__Set task__. Determine which lines contain the word "this", then copy those lines.

[Data entries]

.....

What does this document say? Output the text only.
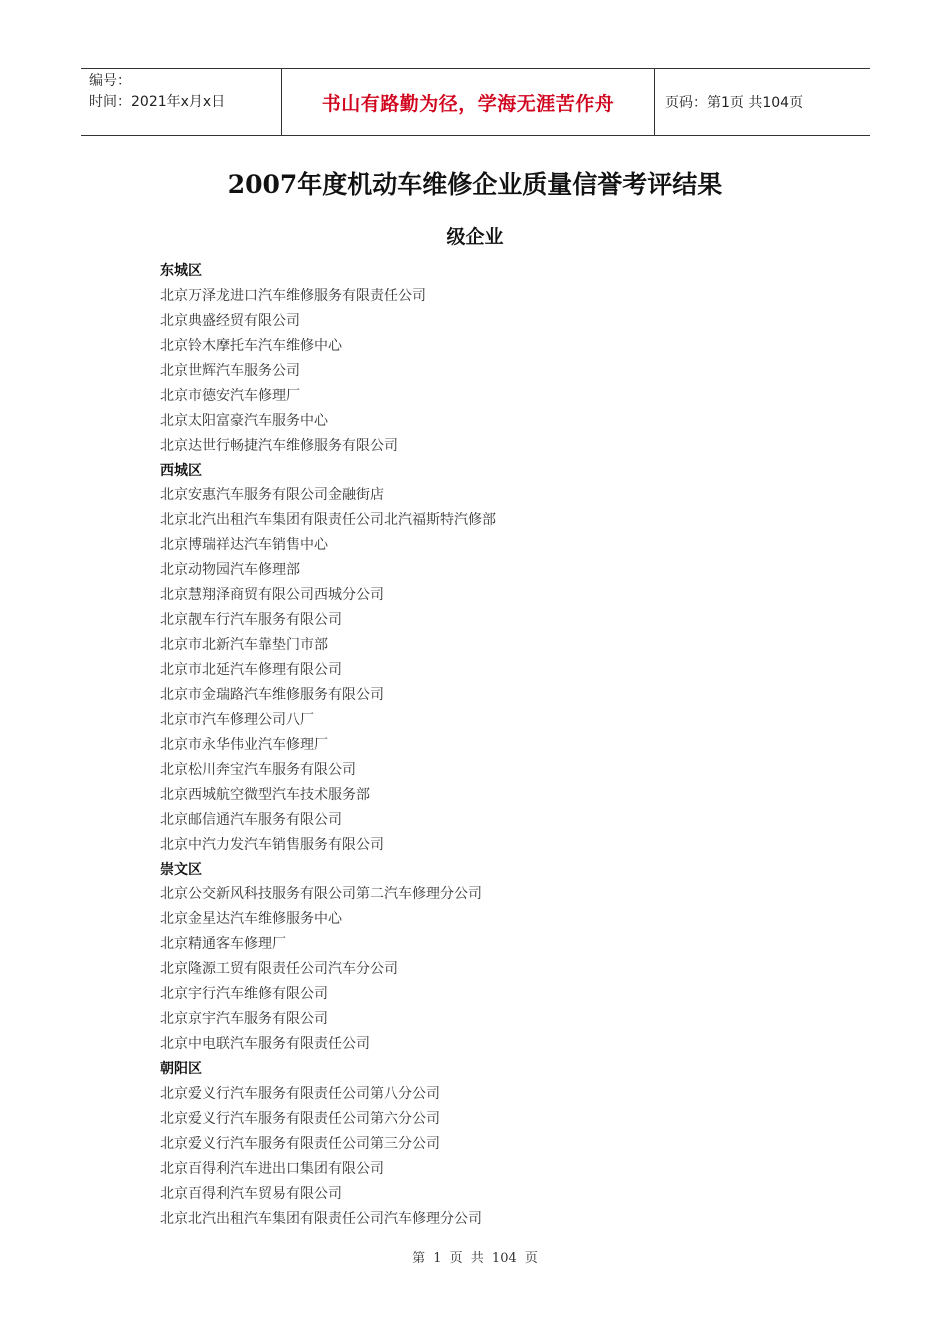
编号：
时间：2021年x月x日	书山有路勤为径，学海无涯苦作舟	页码：第1页 共104页
2007年度机动车维修企业质量信誉考评结果
级企业
东城区
北京万泽龙进口汽车维修服务有限责任公司
北京典盛经贸有限公司
北京铃木摩托车汽车维修中心
北京世辉汽车服务公司
北京市德安汽车修理厂
北京太阳富豪汽车服务中心
北京达世行畅捷汽车维修服务有限公司
西城区
北京安惠汽车服务有限公司金融街店
北京北汽出租汽车集团有限责任公司北汽福斯特汽修部
北京博瑞祥达汽车销售中心
北京动物园汽车修理部
北京慧翔泽商贸有限公司西城分公司
北京靓车行汽车服务有限公司
北京市北新汽车靠垫门市部
北京市北延汽车修理有限公司
北京市金瑞路汽车维修服务有限公司
北京市汽车修理公司八厂
北京市永华伟业汽车修理厂
北京松川奔宝汽车服务有限公司
北京西城航空微型汽车技术服务部
北京邮信通汽车服务有限公司
北京中汽力发汽车销售服务有限公司
崇文区
北京公交新风科技服务有限公司第二汽车修理分公司
北京金星达汽车维修服务中心
北京精通客车修理厂
北京隆源工贸有限责任公司汽车分公司
北京宇行汽车维修有限公司
北京京宇汽车服务有限公司
北京中电联汽车服务有限责任公司
朝阳区
北京爱义行汽车服务有限责任公司第八分公司
北京爱义行汽车服务有限责任公司第六分公司
北京爱义行汽车服务有限责任公司第三分公司
北京百得利汽车进出口集团有限公司
北京百得利汽车贸易有限公司
北京北汽出租汽车集团有限责任公司汽车修理分公司
第 1 页 共 104 页
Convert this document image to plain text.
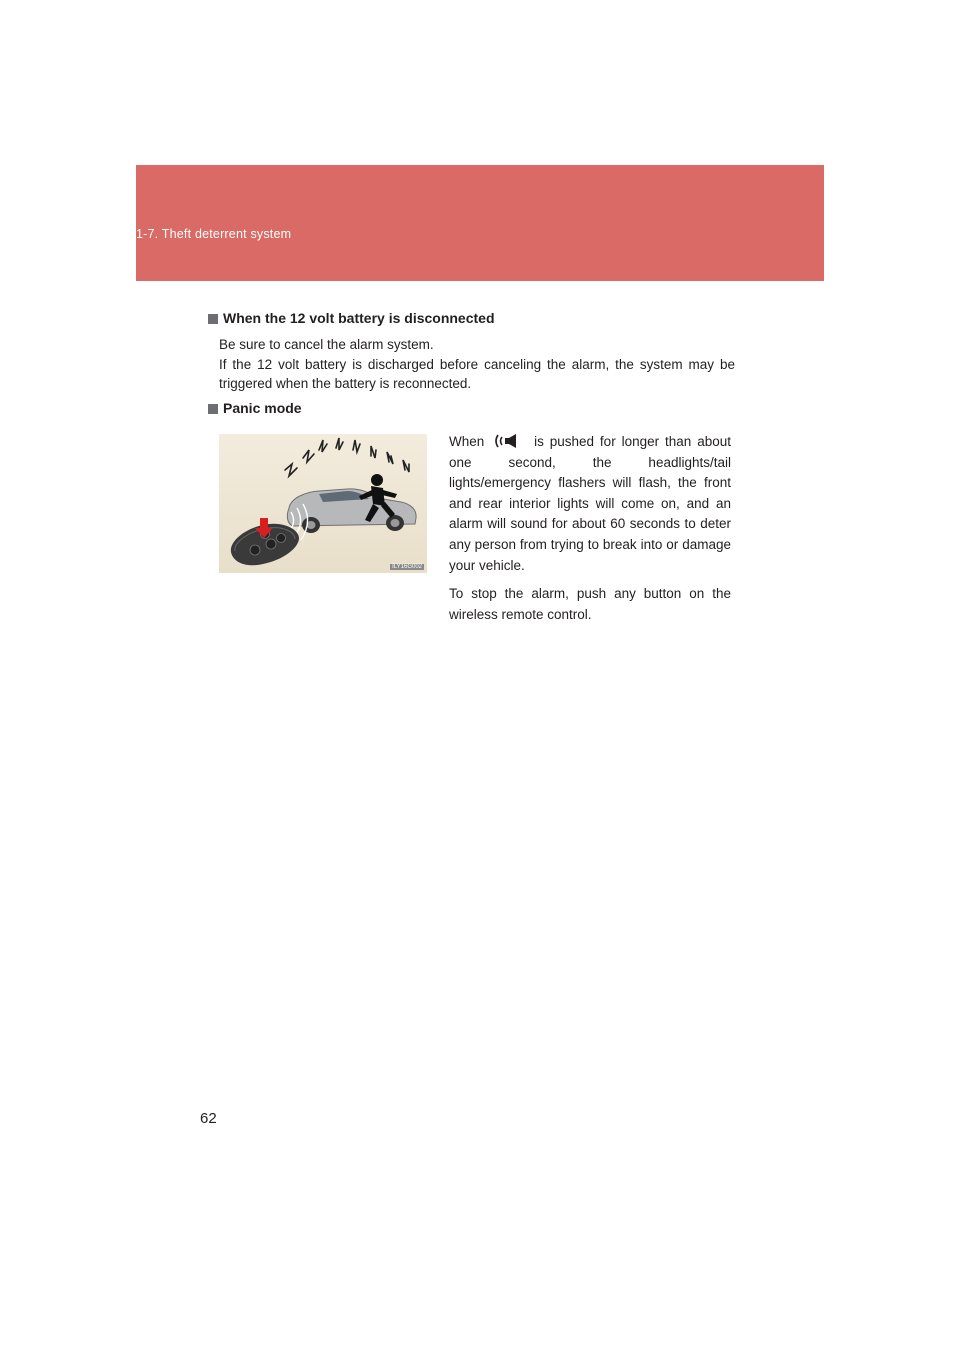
1-7. Theft deterrent system
When the 12 volt battery is disconnected

Be sure to cancel the alarm system.

If the 12 volt battery is discharged before canceling the alarm, the system may be triggered when the battery is reconnected.

Panic mode
ILY16G002

When	is pushed for longer than about one second, the headlights/tail lights/emergency flashers will flash, the front and rear interior lights will come on, and an alarm will sound for about 60 seconds to deter any person from trying to break into or damage your vehicle.

To stop the alarm, push any button on the wireless remote control.

62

.....

__Answer for the task__.
What does this document say? Output the text only.
Convert this document image to plain text.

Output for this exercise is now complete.